Task: Every line holding the word "Text" counts once. Give the total, nothing more.

═══ Records for this exercise ═══

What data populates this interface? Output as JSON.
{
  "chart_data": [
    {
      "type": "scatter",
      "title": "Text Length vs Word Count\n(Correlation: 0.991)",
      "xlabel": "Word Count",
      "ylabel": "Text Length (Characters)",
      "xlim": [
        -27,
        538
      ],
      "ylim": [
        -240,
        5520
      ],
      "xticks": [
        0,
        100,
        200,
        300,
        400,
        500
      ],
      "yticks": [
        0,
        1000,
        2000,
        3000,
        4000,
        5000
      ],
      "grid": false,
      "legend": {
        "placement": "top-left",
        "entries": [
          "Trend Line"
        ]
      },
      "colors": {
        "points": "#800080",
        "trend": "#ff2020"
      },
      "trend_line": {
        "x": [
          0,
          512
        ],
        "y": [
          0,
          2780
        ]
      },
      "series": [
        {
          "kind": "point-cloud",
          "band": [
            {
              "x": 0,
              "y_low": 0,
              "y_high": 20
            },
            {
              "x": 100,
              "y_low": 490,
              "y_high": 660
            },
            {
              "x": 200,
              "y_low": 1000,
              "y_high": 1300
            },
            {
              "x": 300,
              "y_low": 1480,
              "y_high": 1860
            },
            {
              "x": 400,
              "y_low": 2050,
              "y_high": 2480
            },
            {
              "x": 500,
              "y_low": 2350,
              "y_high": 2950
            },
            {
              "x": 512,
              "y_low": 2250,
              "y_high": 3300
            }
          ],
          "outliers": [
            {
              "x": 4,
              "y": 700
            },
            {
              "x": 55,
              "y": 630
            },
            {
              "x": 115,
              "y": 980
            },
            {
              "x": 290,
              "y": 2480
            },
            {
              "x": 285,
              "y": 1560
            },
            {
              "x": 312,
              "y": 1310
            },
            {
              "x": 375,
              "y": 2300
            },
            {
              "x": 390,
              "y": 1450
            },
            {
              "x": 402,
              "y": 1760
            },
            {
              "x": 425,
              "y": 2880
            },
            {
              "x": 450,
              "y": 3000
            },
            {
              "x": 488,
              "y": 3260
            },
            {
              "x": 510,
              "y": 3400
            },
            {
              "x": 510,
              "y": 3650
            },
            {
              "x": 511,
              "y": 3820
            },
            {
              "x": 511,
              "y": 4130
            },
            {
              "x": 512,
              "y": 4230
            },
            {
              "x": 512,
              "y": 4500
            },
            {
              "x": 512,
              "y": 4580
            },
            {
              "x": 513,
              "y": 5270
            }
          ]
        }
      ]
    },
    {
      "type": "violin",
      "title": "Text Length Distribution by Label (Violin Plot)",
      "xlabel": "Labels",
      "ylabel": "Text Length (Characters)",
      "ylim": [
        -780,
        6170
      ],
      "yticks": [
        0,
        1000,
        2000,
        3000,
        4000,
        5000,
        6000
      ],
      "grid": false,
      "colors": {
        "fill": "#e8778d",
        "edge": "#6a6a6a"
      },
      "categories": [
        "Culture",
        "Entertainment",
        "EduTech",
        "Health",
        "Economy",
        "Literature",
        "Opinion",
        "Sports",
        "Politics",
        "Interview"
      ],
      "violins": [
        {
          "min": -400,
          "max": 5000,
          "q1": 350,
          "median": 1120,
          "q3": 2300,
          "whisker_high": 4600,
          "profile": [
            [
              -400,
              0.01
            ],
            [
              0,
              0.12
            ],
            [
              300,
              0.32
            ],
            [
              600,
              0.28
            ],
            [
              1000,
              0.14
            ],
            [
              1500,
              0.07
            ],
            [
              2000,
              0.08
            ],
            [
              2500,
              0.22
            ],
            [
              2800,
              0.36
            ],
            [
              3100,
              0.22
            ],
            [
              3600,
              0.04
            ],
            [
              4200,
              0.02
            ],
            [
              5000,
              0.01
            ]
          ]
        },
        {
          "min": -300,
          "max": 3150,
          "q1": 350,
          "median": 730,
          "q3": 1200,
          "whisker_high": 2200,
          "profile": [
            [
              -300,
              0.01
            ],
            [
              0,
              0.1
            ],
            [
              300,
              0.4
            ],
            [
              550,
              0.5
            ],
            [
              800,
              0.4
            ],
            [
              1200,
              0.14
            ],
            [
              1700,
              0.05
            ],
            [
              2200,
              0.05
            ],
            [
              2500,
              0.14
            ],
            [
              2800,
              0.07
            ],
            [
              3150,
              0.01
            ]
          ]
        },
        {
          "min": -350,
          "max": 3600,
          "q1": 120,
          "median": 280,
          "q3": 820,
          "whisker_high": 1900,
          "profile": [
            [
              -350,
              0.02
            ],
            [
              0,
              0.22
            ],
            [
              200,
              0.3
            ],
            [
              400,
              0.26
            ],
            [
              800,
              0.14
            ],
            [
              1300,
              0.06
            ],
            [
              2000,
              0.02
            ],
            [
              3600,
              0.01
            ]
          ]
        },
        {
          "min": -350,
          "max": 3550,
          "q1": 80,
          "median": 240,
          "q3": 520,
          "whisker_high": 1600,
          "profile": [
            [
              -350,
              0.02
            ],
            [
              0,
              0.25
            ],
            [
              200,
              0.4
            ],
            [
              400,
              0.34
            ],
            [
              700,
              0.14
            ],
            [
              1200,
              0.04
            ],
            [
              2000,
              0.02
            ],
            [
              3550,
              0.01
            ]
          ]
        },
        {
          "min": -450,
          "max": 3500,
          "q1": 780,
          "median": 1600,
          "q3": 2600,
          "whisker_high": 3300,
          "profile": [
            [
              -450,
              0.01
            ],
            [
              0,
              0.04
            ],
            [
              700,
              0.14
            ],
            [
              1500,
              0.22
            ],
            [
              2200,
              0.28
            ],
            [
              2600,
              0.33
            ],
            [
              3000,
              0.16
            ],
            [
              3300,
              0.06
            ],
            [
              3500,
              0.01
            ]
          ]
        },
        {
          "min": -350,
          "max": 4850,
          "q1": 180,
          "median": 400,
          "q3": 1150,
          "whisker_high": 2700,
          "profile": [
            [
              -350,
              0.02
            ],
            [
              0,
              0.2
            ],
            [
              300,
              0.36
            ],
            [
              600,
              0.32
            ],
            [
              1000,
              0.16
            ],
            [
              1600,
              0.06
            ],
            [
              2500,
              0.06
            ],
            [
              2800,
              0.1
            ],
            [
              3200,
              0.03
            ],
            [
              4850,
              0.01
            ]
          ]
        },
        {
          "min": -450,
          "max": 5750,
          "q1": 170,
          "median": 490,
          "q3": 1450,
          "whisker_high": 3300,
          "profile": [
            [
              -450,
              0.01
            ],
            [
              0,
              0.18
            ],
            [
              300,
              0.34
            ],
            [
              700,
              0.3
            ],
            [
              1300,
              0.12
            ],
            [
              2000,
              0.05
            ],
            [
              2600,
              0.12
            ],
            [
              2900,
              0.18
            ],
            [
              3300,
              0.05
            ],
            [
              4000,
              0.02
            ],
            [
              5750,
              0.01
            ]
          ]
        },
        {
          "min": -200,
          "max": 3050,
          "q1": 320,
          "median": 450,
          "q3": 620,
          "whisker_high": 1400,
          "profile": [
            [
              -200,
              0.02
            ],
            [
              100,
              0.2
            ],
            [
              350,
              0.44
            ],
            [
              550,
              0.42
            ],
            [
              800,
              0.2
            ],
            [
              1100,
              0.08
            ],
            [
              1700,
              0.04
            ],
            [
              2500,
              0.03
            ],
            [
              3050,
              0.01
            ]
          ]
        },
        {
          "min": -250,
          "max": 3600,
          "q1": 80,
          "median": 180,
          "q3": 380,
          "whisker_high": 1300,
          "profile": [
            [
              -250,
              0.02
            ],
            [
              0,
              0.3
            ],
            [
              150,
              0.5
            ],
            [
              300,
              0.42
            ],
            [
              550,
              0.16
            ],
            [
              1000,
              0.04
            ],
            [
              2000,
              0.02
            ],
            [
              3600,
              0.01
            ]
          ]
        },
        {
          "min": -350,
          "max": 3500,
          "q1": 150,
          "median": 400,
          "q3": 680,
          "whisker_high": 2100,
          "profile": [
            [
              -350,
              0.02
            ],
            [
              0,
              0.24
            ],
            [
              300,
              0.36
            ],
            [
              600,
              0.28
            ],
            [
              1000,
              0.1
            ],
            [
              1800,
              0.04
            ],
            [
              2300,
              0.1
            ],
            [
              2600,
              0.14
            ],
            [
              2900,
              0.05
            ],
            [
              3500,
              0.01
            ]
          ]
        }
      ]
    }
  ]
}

═══

Task solution: 4